Rows from a figure dataset:
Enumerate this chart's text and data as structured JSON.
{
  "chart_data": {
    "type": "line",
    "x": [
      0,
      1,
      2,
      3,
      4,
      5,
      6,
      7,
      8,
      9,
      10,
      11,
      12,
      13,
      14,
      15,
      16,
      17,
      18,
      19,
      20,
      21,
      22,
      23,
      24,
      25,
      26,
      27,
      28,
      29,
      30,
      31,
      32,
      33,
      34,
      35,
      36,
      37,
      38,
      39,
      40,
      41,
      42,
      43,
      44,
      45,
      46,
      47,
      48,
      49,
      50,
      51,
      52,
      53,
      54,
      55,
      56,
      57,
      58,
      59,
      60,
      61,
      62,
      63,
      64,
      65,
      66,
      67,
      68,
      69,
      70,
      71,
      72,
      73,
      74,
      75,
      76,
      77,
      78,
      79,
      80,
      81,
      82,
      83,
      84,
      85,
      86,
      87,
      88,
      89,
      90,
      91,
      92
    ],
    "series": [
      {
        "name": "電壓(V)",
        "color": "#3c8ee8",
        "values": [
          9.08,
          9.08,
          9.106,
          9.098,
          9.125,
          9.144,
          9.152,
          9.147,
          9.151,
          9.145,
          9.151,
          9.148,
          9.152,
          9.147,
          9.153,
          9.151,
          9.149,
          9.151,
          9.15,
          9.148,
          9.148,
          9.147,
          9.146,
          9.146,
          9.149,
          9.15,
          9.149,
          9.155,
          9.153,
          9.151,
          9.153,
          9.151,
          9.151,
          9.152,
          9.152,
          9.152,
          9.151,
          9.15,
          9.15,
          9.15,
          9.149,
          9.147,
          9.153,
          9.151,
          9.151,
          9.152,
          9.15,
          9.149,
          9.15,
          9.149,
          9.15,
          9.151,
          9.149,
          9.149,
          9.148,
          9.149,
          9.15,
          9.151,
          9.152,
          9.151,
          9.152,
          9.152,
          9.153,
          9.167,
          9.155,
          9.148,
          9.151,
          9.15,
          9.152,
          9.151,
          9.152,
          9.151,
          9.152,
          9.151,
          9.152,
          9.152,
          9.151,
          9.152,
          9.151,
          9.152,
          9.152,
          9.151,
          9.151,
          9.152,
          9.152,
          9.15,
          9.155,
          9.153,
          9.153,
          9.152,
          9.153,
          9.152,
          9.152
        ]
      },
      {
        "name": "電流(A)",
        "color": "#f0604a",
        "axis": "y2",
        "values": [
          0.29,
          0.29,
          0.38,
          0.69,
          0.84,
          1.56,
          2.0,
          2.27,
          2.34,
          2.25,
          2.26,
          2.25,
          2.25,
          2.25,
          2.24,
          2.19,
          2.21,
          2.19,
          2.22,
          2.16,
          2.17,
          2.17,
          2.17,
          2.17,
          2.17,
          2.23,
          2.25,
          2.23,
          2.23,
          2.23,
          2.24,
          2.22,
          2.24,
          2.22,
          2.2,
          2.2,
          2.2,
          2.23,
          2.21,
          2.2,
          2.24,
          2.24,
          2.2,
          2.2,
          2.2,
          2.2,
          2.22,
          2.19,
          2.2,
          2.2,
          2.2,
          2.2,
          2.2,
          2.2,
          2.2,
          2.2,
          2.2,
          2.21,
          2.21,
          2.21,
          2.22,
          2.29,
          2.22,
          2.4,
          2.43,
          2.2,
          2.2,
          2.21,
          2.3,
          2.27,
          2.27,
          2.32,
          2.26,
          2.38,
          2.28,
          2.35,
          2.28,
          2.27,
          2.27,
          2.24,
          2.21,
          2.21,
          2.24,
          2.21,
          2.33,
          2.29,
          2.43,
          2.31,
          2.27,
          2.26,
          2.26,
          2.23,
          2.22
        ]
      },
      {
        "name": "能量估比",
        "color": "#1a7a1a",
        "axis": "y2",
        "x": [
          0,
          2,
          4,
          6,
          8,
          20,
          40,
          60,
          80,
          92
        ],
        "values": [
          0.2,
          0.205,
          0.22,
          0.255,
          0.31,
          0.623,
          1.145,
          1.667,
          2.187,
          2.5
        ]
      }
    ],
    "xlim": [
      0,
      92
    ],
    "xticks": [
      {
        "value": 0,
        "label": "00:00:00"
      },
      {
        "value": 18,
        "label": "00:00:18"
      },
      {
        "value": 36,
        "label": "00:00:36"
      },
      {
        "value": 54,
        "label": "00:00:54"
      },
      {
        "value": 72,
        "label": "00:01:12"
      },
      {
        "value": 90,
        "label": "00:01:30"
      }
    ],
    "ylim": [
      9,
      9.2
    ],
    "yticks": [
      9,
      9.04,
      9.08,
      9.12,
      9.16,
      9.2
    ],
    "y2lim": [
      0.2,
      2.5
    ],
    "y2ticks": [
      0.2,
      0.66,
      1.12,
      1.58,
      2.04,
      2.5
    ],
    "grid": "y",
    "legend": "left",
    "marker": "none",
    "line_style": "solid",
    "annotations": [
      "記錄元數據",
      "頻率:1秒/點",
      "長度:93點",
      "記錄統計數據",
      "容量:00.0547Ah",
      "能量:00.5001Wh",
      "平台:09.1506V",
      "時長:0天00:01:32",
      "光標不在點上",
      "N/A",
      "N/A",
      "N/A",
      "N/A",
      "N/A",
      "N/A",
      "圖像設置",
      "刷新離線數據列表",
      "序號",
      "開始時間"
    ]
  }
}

REQUIRED WORK: In the records above, find each line holding "color" and copy it.

EXERCISE RESPONSE:
        "color": "#3c8ee8",
        "color": "#f0604a",
        "color": "#1a7a1a",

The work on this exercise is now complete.